• [To be done] Go through the listing beneath this task and return every line that carries the string "Inhibitor".

Data listing:
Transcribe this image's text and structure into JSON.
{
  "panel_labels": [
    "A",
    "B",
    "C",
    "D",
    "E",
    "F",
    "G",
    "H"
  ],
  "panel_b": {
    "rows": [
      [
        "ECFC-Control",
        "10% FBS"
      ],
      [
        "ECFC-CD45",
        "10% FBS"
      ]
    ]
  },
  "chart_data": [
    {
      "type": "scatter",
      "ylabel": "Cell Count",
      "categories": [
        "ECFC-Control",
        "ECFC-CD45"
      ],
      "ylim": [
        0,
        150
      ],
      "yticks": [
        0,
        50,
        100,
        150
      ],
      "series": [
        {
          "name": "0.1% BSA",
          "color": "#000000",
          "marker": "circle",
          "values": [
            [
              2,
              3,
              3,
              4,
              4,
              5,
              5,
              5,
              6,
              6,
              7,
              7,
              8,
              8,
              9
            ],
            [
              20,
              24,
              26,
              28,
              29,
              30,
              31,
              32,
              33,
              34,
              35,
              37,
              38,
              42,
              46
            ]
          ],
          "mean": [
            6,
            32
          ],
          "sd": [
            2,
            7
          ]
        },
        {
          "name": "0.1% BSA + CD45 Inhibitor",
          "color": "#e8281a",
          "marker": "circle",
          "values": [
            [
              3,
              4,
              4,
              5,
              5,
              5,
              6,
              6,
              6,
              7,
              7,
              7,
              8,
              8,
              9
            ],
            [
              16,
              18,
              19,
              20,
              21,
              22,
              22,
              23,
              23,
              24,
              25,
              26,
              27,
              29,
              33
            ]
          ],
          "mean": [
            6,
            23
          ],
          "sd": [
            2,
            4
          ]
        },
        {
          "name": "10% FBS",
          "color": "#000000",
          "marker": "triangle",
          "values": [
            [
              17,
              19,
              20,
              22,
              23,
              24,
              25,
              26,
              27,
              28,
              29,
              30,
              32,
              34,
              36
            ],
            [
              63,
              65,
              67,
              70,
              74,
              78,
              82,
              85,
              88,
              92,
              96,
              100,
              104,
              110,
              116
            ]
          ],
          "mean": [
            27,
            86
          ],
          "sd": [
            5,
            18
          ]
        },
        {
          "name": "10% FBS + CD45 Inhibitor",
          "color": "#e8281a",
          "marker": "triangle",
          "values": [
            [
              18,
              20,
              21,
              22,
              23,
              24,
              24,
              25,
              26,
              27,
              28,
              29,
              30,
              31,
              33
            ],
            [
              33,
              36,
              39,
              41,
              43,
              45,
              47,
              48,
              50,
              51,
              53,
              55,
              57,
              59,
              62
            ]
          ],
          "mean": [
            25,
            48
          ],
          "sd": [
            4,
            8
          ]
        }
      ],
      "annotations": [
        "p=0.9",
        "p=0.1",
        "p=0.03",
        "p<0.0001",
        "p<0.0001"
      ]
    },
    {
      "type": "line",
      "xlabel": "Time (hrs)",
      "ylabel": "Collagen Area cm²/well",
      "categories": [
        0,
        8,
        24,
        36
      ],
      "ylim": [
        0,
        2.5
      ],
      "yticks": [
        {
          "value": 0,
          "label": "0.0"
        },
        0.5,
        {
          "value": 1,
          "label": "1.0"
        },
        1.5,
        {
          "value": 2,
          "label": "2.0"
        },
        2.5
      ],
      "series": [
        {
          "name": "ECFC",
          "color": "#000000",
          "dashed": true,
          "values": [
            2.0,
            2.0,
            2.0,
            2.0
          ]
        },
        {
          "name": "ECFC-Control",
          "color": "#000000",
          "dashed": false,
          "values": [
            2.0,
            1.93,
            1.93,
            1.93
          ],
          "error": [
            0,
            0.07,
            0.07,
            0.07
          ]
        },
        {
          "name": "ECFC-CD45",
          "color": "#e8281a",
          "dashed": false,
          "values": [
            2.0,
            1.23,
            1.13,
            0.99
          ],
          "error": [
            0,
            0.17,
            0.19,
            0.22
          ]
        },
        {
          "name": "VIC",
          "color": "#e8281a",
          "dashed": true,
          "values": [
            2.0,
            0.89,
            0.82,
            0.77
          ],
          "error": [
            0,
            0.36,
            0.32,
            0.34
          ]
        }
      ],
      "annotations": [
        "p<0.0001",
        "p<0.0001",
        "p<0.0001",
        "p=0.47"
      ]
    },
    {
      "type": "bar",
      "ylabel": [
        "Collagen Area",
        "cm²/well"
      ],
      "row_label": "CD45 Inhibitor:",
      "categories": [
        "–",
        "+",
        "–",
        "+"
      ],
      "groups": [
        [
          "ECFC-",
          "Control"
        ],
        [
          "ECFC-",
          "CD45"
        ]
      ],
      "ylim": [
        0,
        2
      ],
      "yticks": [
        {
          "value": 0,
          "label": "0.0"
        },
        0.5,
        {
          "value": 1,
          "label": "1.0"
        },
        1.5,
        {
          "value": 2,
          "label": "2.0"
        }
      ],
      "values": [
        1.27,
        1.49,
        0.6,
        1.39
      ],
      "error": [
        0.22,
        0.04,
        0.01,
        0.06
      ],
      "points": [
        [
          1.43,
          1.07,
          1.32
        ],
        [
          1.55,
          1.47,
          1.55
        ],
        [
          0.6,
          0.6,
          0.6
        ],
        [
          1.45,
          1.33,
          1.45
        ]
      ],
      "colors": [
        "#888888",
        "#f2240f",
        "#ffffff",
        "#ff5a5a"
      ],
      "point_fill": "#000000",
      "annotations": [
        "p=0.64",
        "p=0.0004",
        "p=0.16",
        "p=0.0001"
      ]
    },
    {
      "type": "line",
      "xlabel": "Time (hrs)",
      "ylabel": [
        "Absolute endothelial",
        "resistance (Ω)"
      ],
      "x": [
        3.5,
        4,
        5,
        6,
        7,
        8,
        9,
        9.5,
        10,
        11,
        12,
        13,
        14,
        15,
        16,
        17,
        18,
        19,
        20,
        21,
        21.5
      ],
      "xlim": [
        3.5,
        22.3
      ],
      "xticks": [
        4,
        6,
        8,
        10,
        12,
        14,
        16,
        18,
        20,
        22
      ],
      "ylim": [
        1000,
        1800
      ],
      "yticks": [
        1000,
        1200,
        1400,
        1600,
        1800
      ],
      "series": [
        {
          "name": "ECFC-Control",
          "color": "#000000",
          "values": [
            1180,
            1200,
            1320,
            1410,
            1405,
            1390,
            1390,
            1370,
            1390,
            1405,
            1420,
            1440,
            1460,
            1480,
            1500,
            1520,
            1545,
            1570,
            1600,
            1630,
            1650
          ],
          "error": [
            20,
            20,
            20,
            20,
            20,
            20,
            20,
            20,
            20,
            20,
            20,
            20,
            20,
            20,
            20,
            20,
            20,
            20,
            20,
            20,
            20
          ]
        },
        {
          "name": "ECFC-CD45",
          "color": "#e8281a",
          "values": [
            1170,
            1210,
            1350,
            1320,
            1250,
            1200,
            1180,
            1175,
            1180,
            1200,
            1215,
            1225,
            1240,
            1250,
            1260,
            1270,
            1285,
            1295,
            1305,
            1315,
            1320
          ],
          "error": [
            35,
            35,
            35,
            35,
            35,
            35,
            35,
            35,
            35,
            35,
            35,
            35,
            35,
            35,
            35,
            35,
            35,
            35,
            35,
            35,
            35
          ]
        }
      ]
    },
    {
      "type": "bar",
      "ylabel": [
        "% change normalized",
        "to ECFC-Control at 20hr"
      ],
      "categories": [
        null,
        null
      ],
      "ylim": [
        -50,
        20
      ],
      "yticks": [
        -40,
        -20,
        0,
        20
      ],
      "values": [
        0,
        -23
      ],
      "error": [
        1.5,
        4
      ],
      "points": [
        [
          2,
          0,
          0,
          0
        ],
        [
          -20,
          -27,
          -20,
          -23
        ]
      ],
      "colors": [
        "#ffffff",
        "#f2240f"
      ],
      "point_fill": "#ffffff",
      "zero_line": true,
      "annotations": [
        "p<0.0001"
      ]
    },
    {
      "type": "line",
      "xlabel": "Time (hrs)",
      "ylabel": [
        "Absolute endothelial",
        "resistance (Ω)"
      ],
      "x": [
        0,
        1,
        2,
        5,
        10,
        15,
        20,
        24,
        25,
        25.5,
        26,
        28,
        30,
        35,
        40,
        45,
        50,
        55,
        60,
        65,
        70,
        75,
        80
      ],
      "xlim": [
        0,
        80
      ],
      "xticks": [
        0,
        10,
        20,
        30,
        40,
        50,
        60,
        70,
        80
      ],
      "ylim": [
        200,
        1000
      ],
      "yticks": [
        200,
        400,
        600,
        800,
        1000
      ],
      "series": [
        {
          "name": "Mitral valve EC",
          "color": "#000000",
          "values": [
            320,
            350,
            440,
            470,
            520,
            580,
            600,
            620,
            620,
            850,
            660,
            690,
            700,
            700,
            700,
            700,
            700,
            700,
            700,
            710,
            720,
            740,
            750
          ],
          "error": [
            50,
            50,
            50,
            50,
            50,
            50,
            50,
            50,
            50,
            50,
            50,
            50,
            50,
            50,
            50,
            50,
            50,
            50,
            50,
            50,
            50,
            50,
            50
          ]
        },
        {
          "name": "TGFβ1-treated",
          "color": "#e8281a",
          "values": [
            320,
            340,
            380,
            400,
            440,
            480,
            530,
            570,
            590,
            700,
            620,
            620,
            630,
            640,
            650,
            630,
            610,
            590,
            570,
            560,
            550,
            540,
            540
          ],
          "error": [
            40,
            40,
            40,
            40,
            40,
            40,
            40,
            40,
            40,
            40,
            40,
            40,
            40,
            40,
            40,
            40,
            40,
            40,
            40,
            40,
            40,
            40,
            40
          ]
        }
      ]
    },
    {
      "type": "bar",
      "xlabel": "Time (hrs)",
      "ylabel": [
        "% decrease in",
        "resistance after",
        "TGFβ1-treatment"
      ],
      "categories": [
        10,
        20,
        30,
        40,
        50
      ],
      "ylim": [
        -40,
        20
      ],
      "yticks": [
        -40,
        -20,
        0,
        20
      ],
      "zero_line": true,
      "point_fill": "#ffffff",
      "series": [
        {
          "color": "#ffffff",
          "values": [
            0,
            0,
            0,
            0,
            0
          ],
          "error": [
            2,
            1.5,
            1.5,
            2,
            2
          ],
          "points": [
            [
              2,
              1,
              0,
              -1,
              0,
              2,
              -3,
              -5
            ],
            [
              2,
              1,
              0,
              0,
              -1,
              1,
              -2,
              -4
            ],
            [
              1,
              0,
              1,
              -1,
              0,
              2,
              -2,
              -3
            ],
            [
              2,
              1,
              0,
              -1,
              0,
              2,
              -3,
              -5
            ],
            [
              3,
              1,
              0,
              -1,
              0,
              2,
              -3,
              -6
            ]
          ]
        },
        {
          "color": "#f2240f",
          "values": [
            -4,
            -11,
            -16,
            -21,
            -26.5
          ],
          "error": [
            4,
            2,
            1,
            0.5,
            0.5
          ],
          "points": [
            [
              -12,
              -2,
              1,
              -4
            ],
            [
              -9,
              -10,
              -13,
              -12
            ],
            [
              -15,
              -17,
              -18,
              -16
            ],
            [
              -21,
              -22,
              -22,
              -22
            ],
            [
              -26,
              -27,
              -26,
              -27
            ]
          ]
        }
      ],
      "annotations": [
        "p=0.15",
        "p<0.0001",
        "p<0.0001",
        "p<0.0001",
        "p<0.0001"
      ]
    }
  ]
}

• [Result below]
          "name": "0.1% BSA + CD45 Inhibitor",
          "name": "10% FBS + CD45 Inhibitor",
      "row_label": "CD45 Inhibitor:",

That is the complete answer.